# Do this
Which lines hold the word "помощи"? Copy each of them from the material.

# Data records
*-*-*

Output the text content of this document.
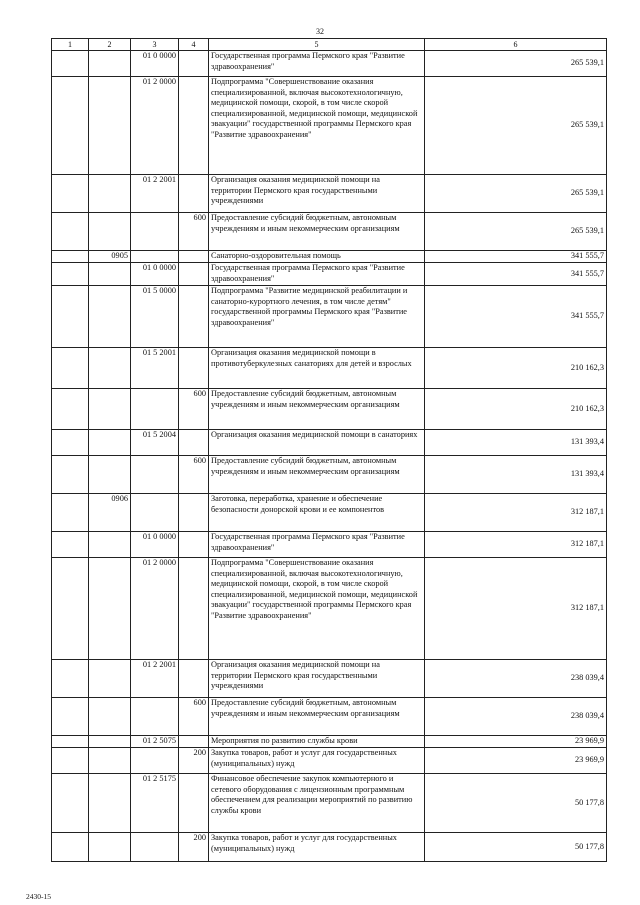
32
1	2	3	4	5	6
		01 0 0000		Государственная программа Пермского края "Развитие здравоохранения"	265 539,1
		01 2 0000		Подпрограмма "Совершенствование оказания специализированной, включая высокотехнологичную, медицинской помощи, скорой, в том числе скорой специализированной, медицинской помощи, медицинской эвакуации" государственной программы Пермского края "Развитие здравоохранения"	265 539,1
		01 2 2001		Организация оказания медицинской помощи на территории Пермского края государственными учреждениями	265 539,1
			600	Предоставление субсидий бюджетным, автономным учреждениям и иным некоммерческим организациям	265 539,1
	0905			Санаторно-оздоровительная помощь	341 555,7
		01 0 0000		Государственная программа Пермского края "Развитие здравоохранения"	341 555,7
		01 5 0000		Подпрограмма "Развитие медицинской реабилитации и санаторно-курортного лечения, в том числе детям" государственной программы Пермского края "Развитие здравоохранения"	341 555,7
		01 5 2001		Организация оказания медицинской помощи в противотуберкулезных санаториях для детей и взрослых	210 162,3
			600	Предоставление субсидий бюджетным, автономным учреждениям и иным некоммерческим организациям	210 162,3
		01 5 2004		Организация оказания медицинской помощи в санаториях	131 393,4
			600	Предоставление субсидий бюджетным, автономным учреждениям и иным некоммерческим организациям	131 393,4
	0906			Заготовка, переработка, хранение и обеспечение безопасности донорской крови и ее компонентов	312 187,1
		01 0 0000		Государственная программа Пермского края "Развитие здравоохранения"	312 187,1
		01 2 0000		Подпрограмма "Совершенствование оказания специализированной, включая высокотехнологичную, медицинской помощи, скорой, в том числе скорой специализированной, медицинской помощи, медицинской эвакуации" государственной программы Пермского края "Развитие здравоохранения"	312 187,1
		01 2 2001		Организация оказания медицинской помощи на территории Пермского края государственными учреждениями	238 039,4
			600	Предоставление субсидий бюджетным, автономным учреждениям и иным некоммерческим организациям	238 039,4
		01 2 5075		Мероприятия по развитию службы крови	23 969,9
			200	Закупка товаров, работ и услуг для государственных (муниципальных) нужд	23 969,9
		01 2 5175		Финансовое обеспечение закупок компьютерного и сетевого оборудования с лицензионным программным обеспечением для реализации мероприятий по развитию службы крови	50 177,8
			200	Закупка товаров, работ и услуг для государственных (муниципальных) нужд	50 177,8
2430-15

*-*-*

# Result of this task
		01 2 0000		Подпрограмма "Совершенствование оказания специализированной, включая высокотехнологичную, медицинской помощи, скорой, в том числе скорой специализированной, медицинской помощи, медицинской эвакуации" государственной программы Пермского края "Развитие здравоохранения"	265 539,1
		01 2 2001		Организация оказания медицинской помощи на территории Пермского края государственными учреждениями	265 539,1
		01 5 2001		Организация оказания медицинской помощи в противотуберкулезных санаториях для детей и взрослых	210 162,3
		01 5 2004		Организация оказания медицинской помощи в санаториях	131 393,4
		01 2 0000		Подпрограмма "Совершенствование оказания специализированной, включая высокотехнологичную, медицинской помощи, скорой, в том числе скорой специализированной, медицинской помощи, медицинской эвакуации" государственной программы Пермского края "Развитие здравоохранения"	312 187,1
		01 2 2001		Организация оказания медицинской помощи на территории Пермского края государственными учреждениями	238 039,4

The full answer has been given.